(Task instructions): All of the material should be reproduced exactly, with pictures left out.

[Stored entries]
Start

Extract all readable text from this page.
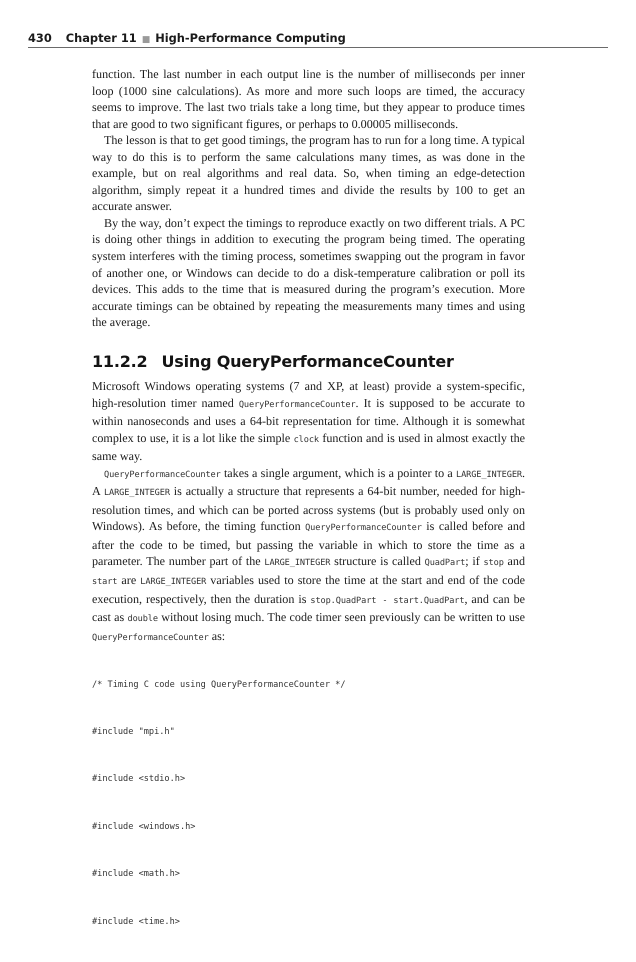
430 Chapter 11 ■ High-Performance Computing

function. The last number in each output line is the number of milliseconds per inner loop (1000 sine calculations). As more and more such loops are timed, the accuracy seems to improve. The last two trials take a long time, but they appear to produce times that are good to two significant figures, or perhaps to 0.00005 milliseconds.

The lesson is that to get good timings, the program has to run for a long time. A typical way to do this is to perform the same calculations many times, as was done in the example, but on real algorithms and real data. So, when timing an edge-detection algorithm, simply repeat it a hundred times and divide the results by 100 to get an accurate answer.

By the way, don’t expect the timings to reproduce exactly on two different trials. A PC is doing other things in addition to executing the program being timed. The operating system interferes with the timing process, sometimes swapping out the program in favor of another one, or Windows can decide to do a disk-temperature calibration or poll its devices. This adds to the time that is measured during the program’s execution. More accurate timings can be obtained by repeating the measurements many times and using the average.

11.2.2 Using QueryPerformanceCounter

Microsoft Windows operating systems (7 and XP, at least) provide a system-specific, high-resolution timer named QueryPerformanceCounter. It is supposed to be accurate to within nanoseconds and uses a 64-bit representation for time. Although it is somewhat complex to use, it is a lot like the simple clock function and is used in almost exactly the same way.

QueryPerformanceCounter takes a single argument, which is a pointer to a LARGE_INTEGER. A LARGE_INTEGER is actually a structure that represents a 64-bit number, needed for high-resolution times, and which can be ported across systems (but is probably used only on Windows). As before, the timing function QueryPerformanceCounter is called before and after the code to be timed, but passing the variable in which to store the time as a parameter. The number part of the LARGE_INTEGER structure is called QuadPart; if stop and start are LARGE_INTEGER variables used to store the time at the start and end of the code execution, respectively, then the duration is stop.QuadPart - start.QuadPart, and can be cast as double without losing much. The code timer seen previously can be written to use QueryPerformanceCounter as:

/* Timing C code using QueryPerformanceCounter */

#include "mpi.h"

#include <stdio.h>

#include <windows.h>

#include <math.h>

#include <time.h>
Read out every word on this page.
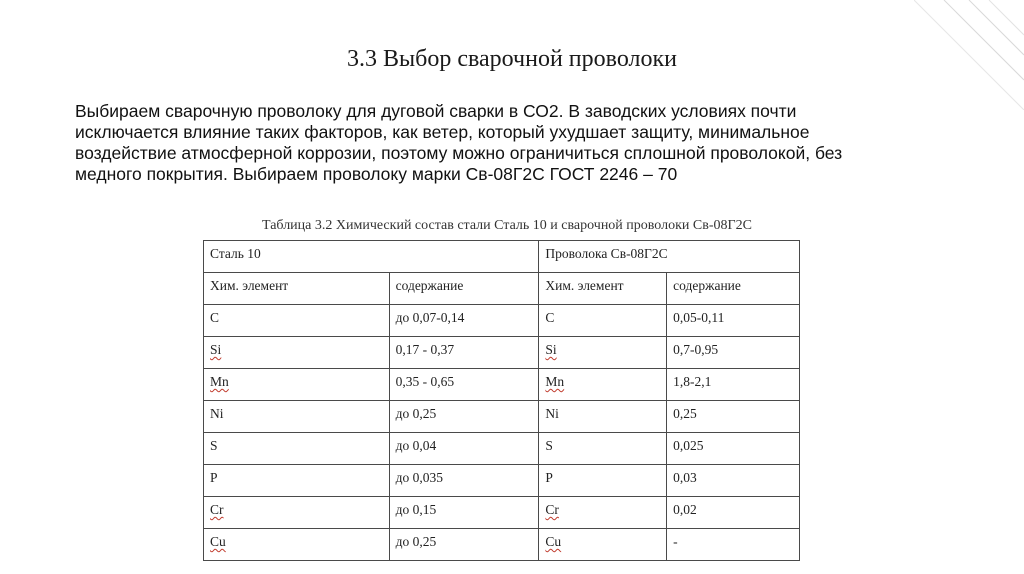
3.3 Выбор сварочной проволоки

Выбираем сварочную проволоку для дуговой сварки в СО2. В заводских условиях почти
исключается влияние таких факторов, как ветер, который ухудшает защиту, минимальное
воздействие атмосферной коррозии, поэтому можно ограничиться сплошной проволокой, без
медного покрытия. Выбираем проволоку марки Св-08Г2С ГОСТ 2246 – 70

Таблица 3.2 Химический состав стали Сталь 10 и сварочной проволоки Св-08Г2С
Сталь 10		Проволока Св-08Г2С	
Хим. элемент	содержание	Хим. элемент	содержание
C	до 0,07-0,14	C	0,05-0,11
Si	0,17 - 0,37	Si	0,7-0,95
Mn	0,35 - 0,65	Mn	1,8-2,1
Ni	до 0,25	Ni	0,25
S	до 0,04	S	0,025
P	до 0,035	P	0,03
Cr	до 0,15	Cr	0,02
Cu	до 0,25	Cu	-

End

(Exercise result):
Extract all readable text from this page.
430 Chapter 11 ■ High-Performance Computing

function. The last number in each output line is the number of milliseconds per inner loop (1000 sine calculations). As more and more such loops are timed, the accuracy seems to improve. The last two trials take a long time, but they appear to produce times that are good to two significant figures, or perhaps to 0.00005 milliseconds.

The lesson is that to get good timings, the program has to run for a long time. A typical way to do this is to perform the same calculations many times, as was done in the example, but on real algorithms and real data. So, when timing an edge-detection algorithm, simply repeat it a hundred times and divide the results by 100 to get an accurate answer.

By the way, don’t expect the timings to reproduce exactly on two different trials. A PC is doing other things in addition to executing the program being timed. The operating system interferes with the timing process, sometimes swapping out the program in favor of another one, or Windows can decide to do a disk-temperature calibration or poll its devices. This adds to the time that is measured during the program’s execution. More accurate timings can be obtained by repeating the measurements many times and using the average.

11.2.2 Using QueryPerformanceCounter

Microsoft Windows operating systems (7 and XP, at least) provide a system-specific, high-resolution timer named QueryPerformanceCounter. It is supposed to be accurate to within nanoseconds and uses a 64-bit representation for time. Although it is somewhat complex to use, it is a lot like the simple clock function and is used in almost exactly the same way.

QueryPerformanceCounter takes a single argument, which is a pointer to a LARGE_INTEGER. A LARGE_INTEGER is actually a structure that represents a 64-bit number, needed for high-resolution times, and which can be ported across systems (but is probably used only on Windows). As before, the timing function QueryPerformanceCounter is called before and after the code to be timed, but passing the variable in which to store the time as a parameter. The number part of the LARGE_INTEGER structure is called QuadPart; if stop and start are LARGE_INTEGER variables used to store the time at the start and end of the code execution, respectively, then the duration is stop.QuadPart - start.QuadPart, and can be cast as double without losing much. The code timer seen previously can be written to use QueryPerformanceCounter as:

/* Timing C code using QueryPerformanceCounter */

#include "mpi.h"

#include <stdio.h>

#include <windows.h>

#include <math.h>

#include <time.h>
Read out every word on this page.
3.3 Выбор сварочной проволоки

Выбираем сварочную проволоку для дуговой сварки в СО2. В заводских условиях почти
исключается влияние таких факторов, как ветер, который ухудшает защиту, минимальное
воздействие атмосферной коррозии, поэтому можно ограничиться сплошной проволокой, без
медного покрытия. Выбираем проволоку марки Св-08Г2С ГОСТ 2246 – 70

Таблица 3.2 Химический состав стали Сталь 10 и сварочной проволоки Св-08Г2С
Сталь 10		Проволока Св-08Г2С	
Хим. элемент	содержание	Хим. элемент	содержание
C	до 0,07-0,14	C	0,05-0,11
Si	0,17 - 0,37	Si	0,7-0,95
Mn	0,35 - 0,65	Mn	1,8-2,1
Ni	до 0,25	Ni	0,25
S	до 0,04	S	0,025
P	до 0,035	P	0,03
Cr	до 0,15	Cr	0,02
Cu	до 0,25	Cu	-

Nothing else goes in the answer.